Your task: Where a line in the listing below contains the word "JSON", copy that line.

______

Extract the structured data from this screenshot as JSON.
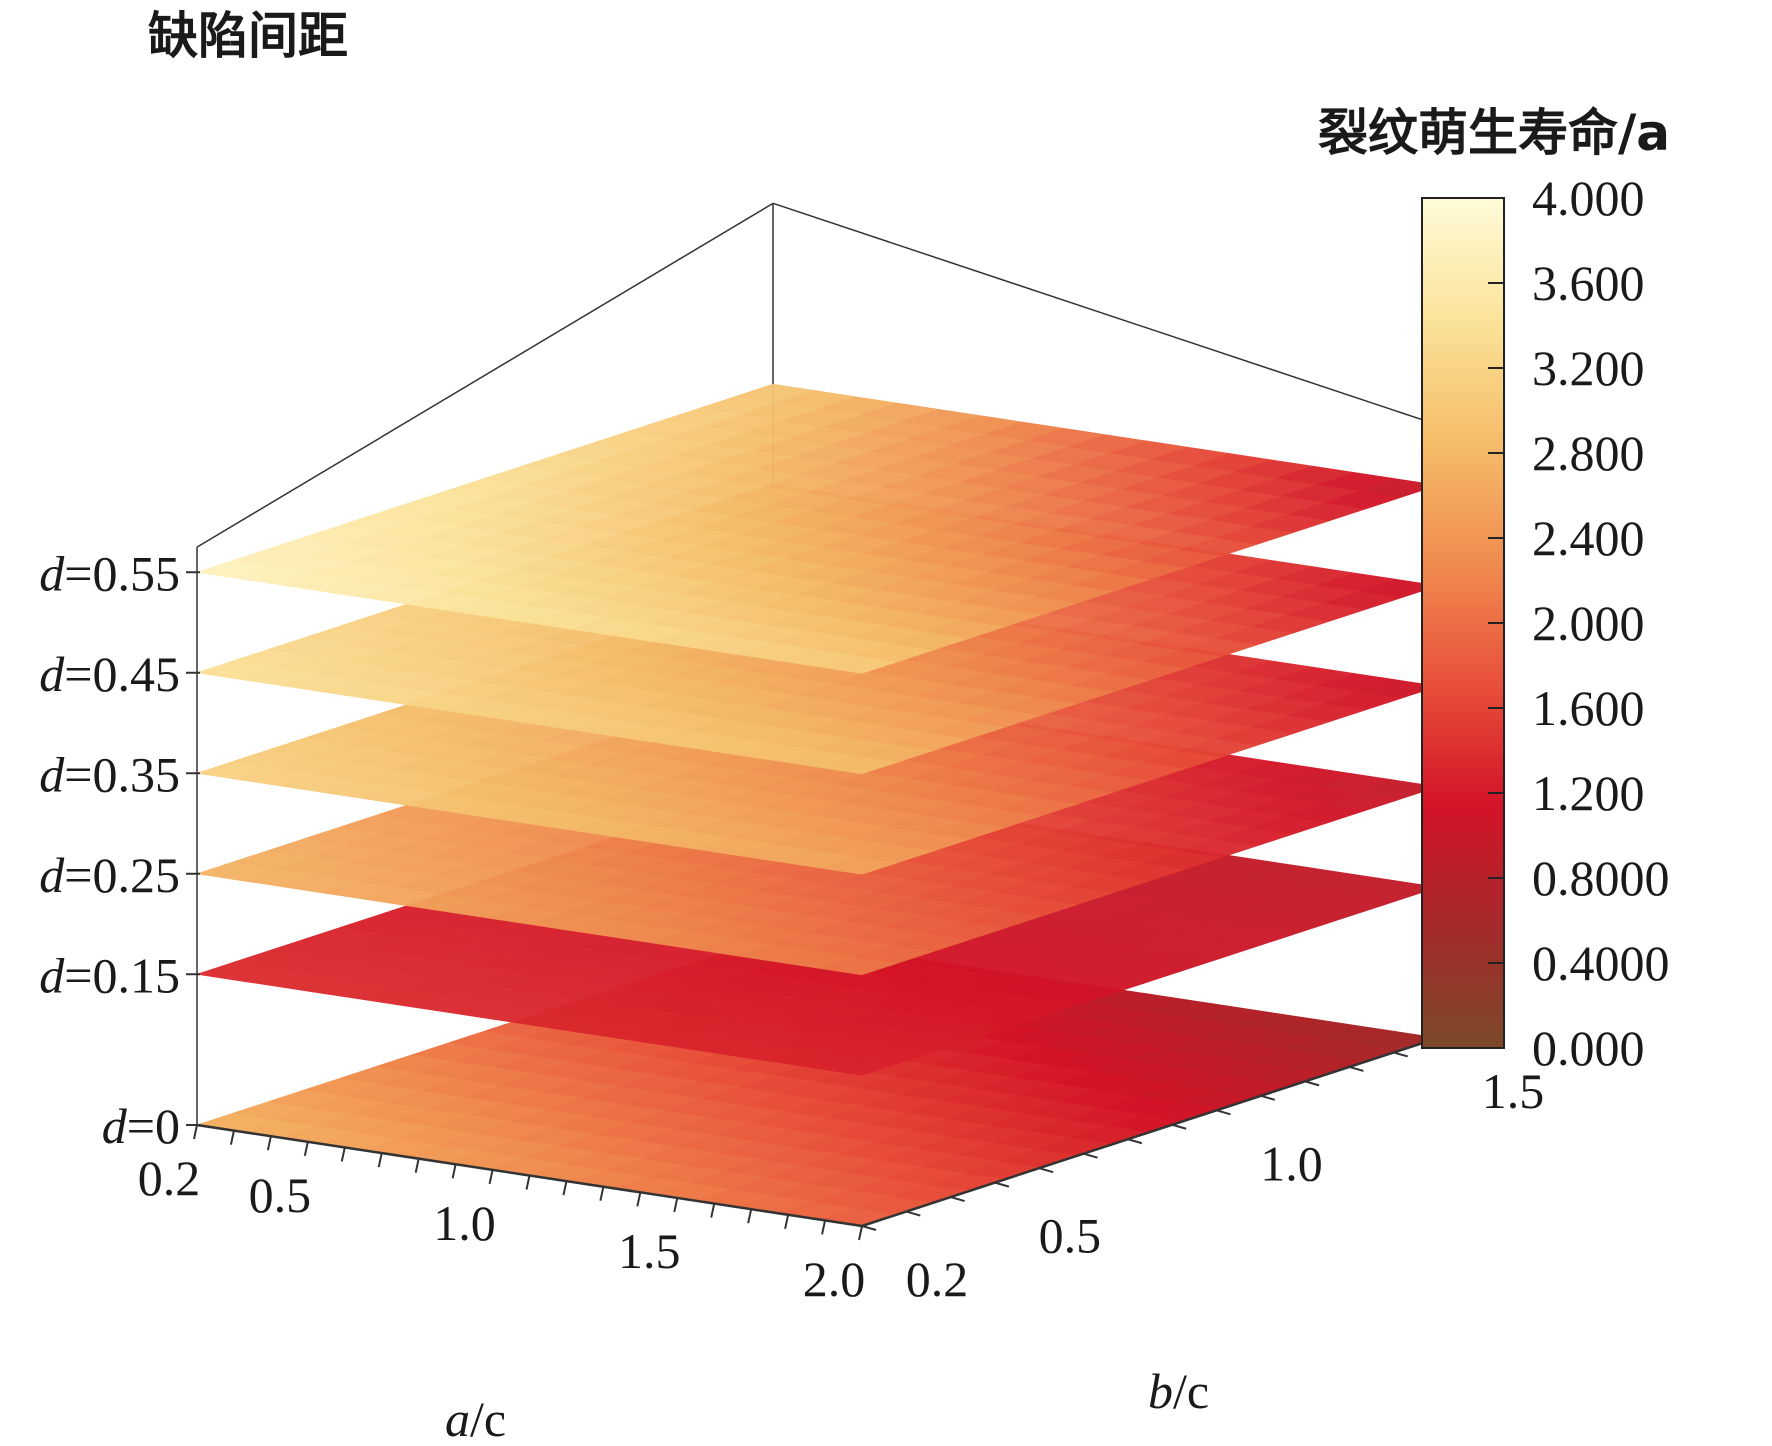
{
  "chart_data": {
    "type": "heatmap",
    "title": "缺陷间距",
    "colorbar_title": "裂纹萌生寿命/a",
    "xlabel_var": "a",
    "xlabel_rest": "/c",
    "ylabel_var": "b",
    "ylabel_rest": "/c",
    "x_ticks": [
      "0.2",
      "0.5",
      "1.0",
      "1.5",
      "2.0"
    ],
    "y_ticks": [
      "0.2",
      "0.5",
      "1.0",
      "1.5"
    ],
    "slice_var": "d",
    "slices": [
      {
        "label": "=0",
        "d": 0,
        "corner_lives": [
          2.8,
          1.9,
          1.2,
          0.5
        ]
      },
      {
        "label": "=0.15",
        "d": 0.15,
        "corner_lives": [
          1.4,
          1.3,
          1.0,
          0.9
        ]
      },
      {
        "label": "=0.25",
        "d": 0.25,
        "corner_lives": [
          2.8,
          2.1,
          1.9,
          0.9
        ]
      },
      {
        "label": "=0.35",
        "d": 0.35,
        "corner_lives": [
          3.2,
          2.6,
          2.3,
          1.0
        ]
      },
      {
        "label": "=0.45",
        "d": 0.45,
        "corner_lives": [
          3.4,
          2.9,
          2.7,
          1.0
        ]
      },
      {
        "label": "=0.55",
        "d": 0.55,
        "corner_lives": [
          3.8,
          3.1,
          3.0,
          0.9
        ]
      }
    ],
    "colorbar_ticks": [
      "4.000",
      "3.600",
      "3.200",
      "2.800",
      "2.400",
      "2.000",
      "1.600",
      "1.200",
      "0.8000",
      "0.4000",
      "0.000"
    ],
    "colorbar_range": [
      0,
      4
    ],
    "colormap": [
      "#7b4a2a",
      "#a52a2a",
      "#d31327",
      "#e8503a",
      "#f08c50",
      "#f5bd6a",
      "#fbe39a",
      "#fffbd8"
    ]
  }
}
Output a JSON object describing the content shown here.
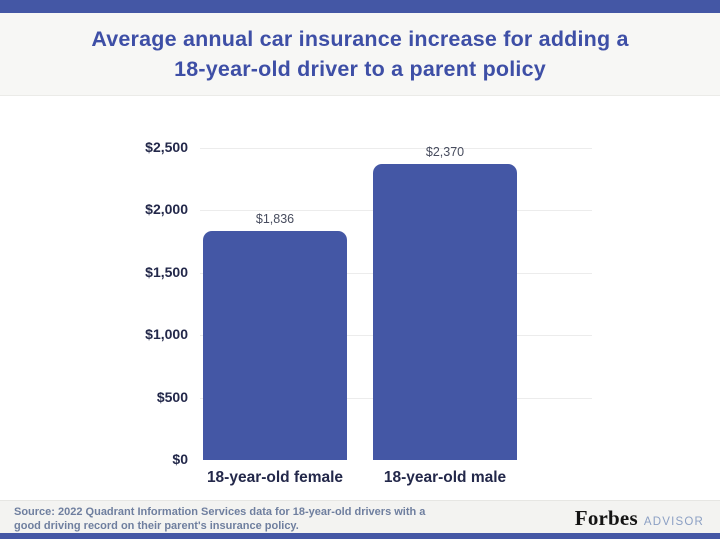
{
  "accent_color": "#4457a5",
  "header": {
    "title_line1": "Average annual car insurance increase for adding a",
    "title_line2": "18-year-old driver to a parent policy"
  },
  "chart_data": {
    "type": "bar",
    "title": "Average annual car insurance increase for adding a 18-year-old driver to a parent policy",
    "categories": [
      "18-year-old female",
      "18-year-old male"
    ],
    "values": [
      1836,
      2370
    ],
    "value_labels": [
      "$1,836",
      "$2,370"
    ],
    "xlabel": "",
    "ylabel": "",
    "ylim": [
      0,
      2500
    ],
    "y_tick_values": [
      0,
      500,
      1000,
      1500,
      2000,
      2500
    ],
    "y_tick_labels": [
      "$0",
      "$500",
      "$1,000",
      "$1,500",
      "$2,000",
      "$2,500"
    ],
    "grid": "horizontal",
    "legend": "none",
    "bar_color": "#4457a5"
  },
  "footer": {
    "source_line1": "Source: 2022 Quadrant Information Services data for 18-year-old drivers with a",
    "source_line2": "good driving record on their parent's insurance policy.",
    "brand": "Forbes",
    "brand_suffix": "ADVISOR"
  }
}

______

Exercise output:
Extract the structured data from this screenshot as JSON.
Output a JSON object describing the content shown here.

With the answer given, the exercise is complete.